(Data excerpts)
● ● ●
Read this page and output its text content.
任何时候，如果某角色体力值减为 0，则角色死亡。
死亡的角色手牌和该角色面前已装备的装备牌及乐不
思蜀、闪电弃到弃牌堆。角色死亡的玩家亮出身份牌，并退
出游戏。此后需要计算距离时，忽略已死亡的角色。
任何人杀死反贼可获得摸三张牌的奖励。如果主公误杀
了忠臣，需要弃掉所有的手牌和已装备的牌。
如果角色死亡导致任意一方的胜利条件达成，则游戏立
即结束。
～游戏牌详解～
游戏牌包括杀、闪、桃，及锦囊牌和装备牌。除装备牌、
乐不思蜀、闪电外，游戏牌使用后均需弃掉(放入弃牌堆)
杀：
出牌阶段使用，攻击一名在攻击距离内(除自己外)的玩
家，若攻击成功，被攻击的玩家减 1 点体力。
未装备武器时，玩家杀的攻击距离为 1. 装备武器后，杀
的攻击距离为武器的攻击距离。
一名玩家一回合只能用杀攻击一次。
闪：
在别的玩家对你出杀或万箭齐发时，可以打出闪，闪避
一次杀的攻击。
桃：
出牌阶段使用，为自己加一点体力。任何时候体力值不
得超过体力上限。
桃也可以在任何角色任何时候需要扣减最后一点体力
● ● ●
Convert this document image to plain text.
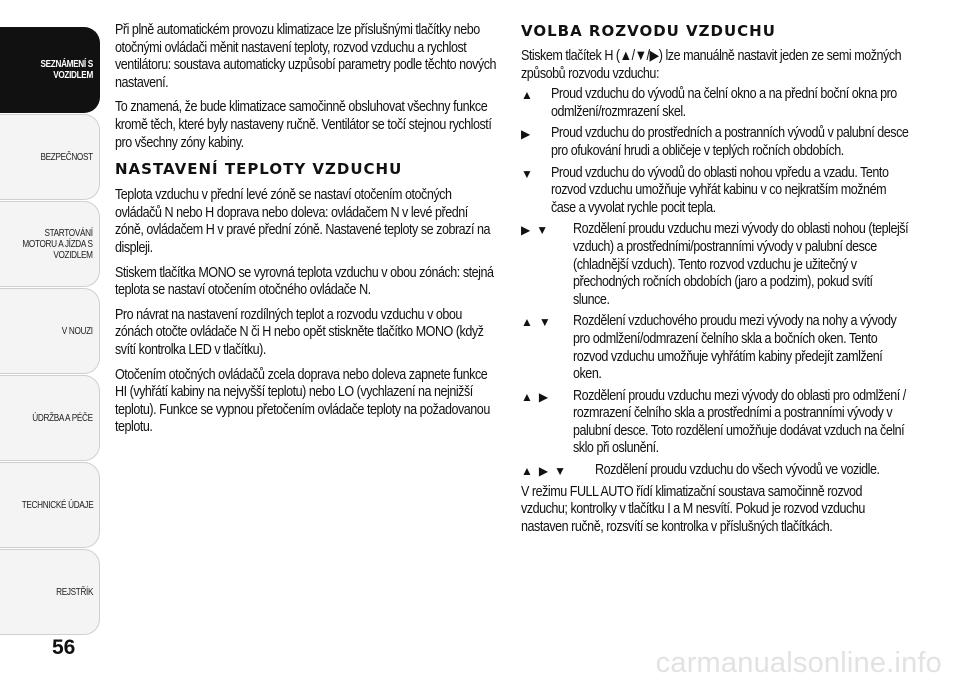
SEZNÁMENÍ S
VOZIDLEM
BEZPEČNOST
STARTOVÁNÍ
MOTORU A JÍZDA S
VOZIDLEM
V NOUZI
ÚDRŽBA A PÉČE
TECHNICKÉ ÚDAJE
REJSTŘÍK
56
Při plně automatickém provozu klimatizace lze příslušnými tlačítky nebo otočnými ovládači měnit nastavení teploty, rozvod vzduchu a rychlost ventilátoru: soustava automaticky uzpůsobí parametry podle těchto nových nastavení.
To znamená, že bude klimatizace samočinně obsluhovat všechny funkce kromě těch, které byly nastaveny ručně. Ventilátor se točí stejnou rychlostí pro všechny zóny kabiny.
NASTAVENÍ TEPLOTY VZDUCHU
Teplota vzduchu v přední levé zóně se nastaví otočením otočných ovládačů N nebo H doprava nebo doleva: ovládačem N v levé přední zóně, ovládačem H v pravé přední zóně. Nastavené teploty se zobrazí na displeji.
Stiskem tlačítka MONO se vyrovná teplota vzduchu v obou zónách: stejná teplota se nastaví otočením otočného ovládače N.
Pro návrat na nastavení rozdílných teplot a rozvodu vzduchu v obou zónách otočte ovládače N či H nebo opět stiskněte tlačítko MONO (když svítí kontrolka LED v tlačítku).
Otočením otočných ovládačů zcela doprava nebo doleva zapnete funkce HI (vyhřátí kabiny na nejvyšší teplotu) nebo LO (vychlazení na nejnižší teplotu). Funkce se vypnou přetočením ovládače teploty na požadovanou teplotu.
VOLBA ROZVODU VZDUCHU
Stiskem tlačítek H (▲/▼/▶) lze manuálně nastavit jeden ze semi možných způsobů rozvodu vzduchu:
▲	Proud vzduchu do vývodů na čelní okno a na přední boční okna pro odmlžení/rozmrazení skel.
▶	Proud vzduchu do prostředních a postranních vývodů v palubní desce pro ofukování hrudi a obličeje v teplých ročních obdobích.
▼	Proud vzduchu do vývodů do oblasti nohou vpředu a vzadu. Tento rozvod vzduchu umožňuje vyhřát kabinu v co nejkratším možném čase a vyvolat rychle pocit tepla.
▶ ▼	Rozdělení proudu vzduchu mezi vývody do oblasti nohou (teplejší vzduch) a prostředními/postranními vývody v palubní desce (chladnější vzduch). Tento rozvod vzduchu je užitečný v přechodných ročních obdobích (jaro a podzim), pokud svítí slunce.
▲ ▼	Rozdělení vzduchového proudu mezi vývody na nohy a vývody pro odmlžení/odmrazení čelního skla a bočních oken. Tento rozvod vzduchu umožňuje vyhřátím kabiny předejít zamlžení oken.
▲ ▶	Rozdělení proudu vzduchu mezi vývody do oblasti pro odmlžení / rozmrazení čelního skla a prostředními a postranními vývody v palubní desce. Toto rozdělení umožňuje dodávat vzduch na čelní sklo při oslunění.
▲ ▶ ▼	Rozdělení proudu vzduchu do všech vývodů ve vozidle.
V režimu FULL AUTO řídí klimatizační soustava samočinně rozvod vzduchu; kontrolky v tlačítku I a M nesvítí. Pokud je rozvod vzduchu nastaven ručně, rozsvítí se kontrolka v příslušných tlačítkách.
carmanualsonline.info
● ● ●
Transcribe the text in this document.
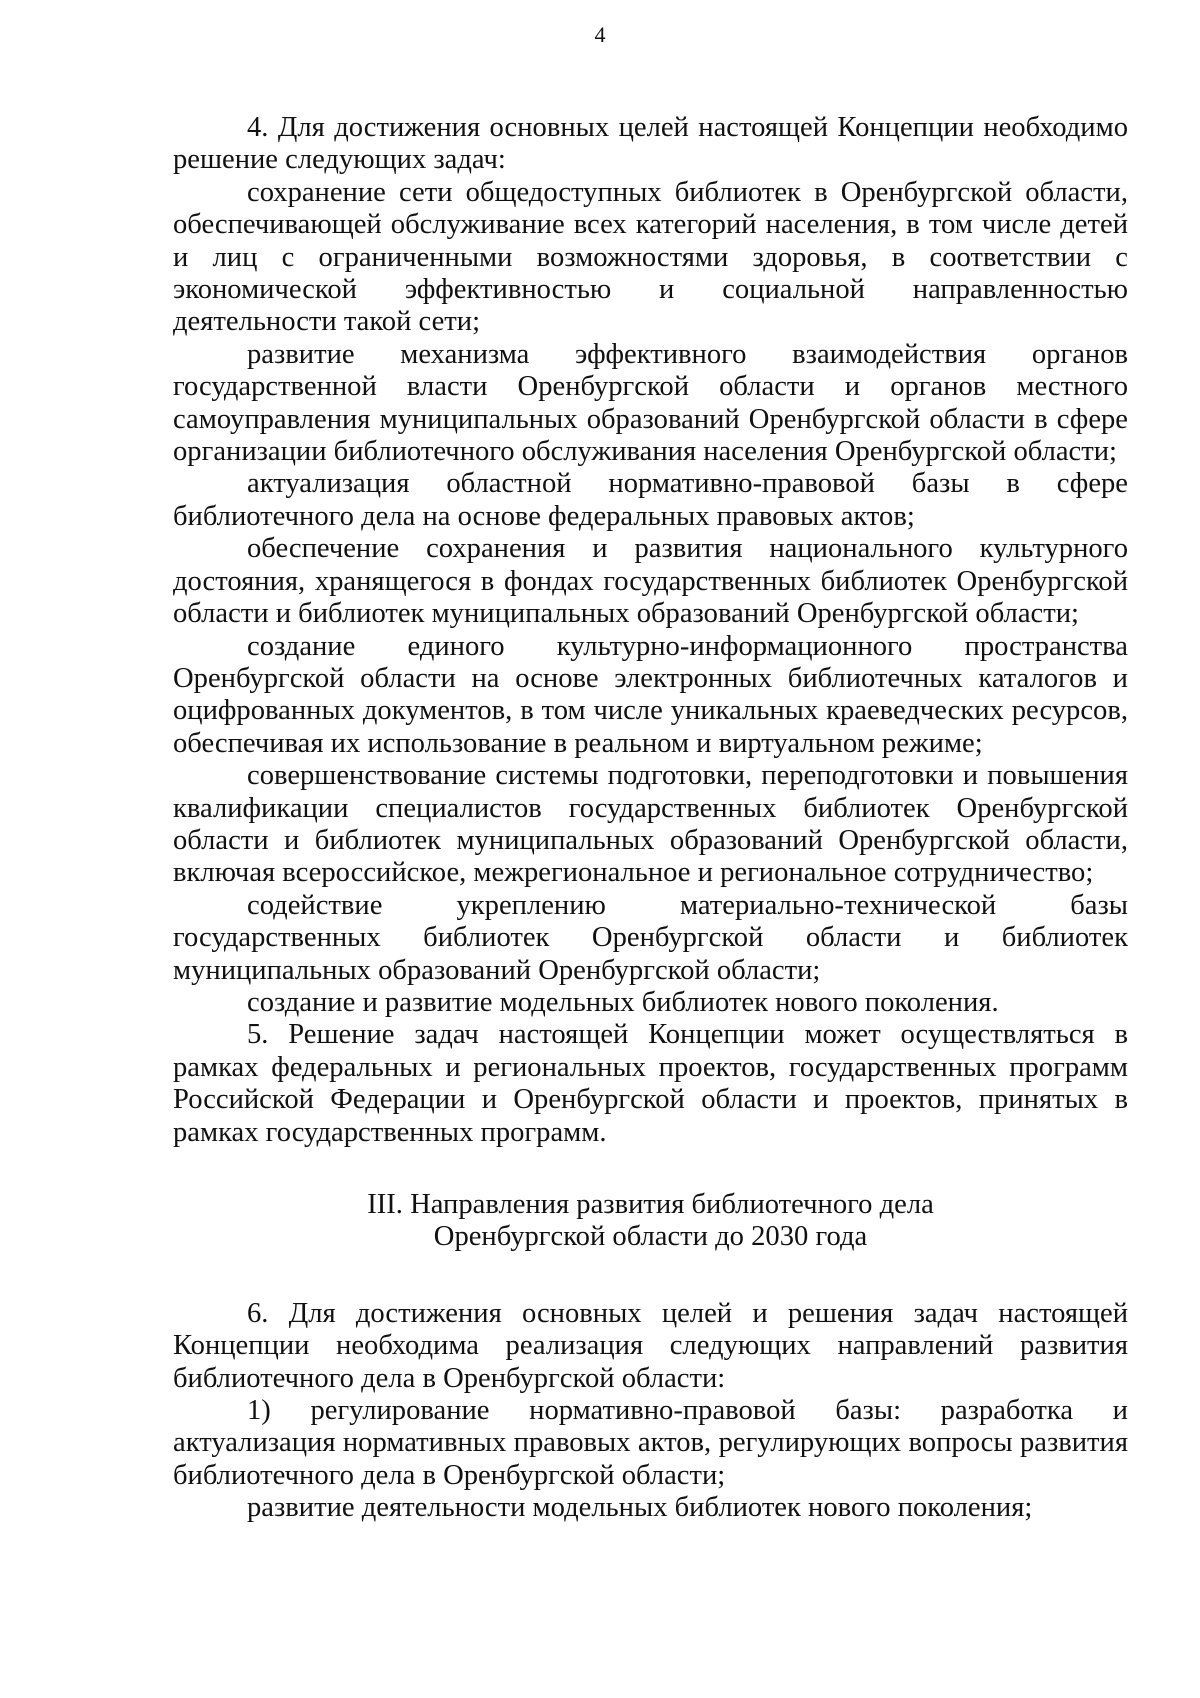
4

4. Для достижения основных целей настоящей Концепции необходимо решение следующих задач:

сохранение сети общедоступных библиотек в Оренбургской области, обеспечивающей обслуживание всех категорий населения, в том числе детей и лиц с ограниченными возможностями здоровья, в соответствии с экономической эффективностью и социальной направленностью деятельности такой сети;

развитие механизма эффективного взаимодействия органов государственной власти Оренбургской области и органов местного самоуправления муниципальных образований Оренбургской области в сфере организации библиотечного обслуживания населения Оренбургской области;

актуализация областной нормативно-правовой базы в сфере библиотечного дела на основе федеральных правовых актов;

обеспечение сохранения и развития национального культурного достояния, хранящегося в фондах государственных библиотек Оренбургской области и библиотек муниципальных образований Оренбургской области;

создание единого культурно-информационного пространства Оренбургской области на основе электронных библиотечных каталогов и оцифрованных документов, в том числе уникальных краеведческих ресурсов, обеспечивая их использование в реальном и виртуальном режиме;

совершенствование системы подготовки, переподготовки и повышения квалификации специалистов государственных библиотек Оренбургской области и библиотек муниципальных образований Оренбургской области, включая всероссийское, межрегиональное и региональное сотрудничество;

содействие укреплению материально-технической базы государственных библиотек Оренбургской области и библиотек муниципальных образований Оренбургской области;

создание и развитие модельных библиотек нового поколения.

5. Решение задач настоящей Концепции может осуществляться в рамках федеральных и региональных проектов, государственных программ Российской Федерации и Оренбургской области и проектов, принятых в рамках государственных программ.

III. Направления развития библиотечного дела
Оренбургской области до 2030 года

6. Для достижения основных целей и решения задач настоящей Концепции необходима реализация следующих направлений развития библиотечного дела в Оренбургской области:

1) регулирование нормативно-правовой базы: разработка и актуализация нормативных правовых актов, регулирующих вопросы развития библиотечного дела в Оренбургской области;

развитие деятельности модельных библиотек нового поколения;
● ● ●
## PROMPT
Lines holding the word "zónách" in the entries above are the ones to pull out. Copy them all.

## OUTPUT
Stiskem tlačítka MONO se vyrovná teplota vzduchu v obou zónách: stejná teplota se nastaví otočením otočného ovládače N.
Pro návrat na nastavení rozdílných teplot a rozvodu vzduchu v obou zónách otočte ovládače N či H nebo opět stiskněte tlačítko MONO (když svítí kontrolka LED v tlačítku).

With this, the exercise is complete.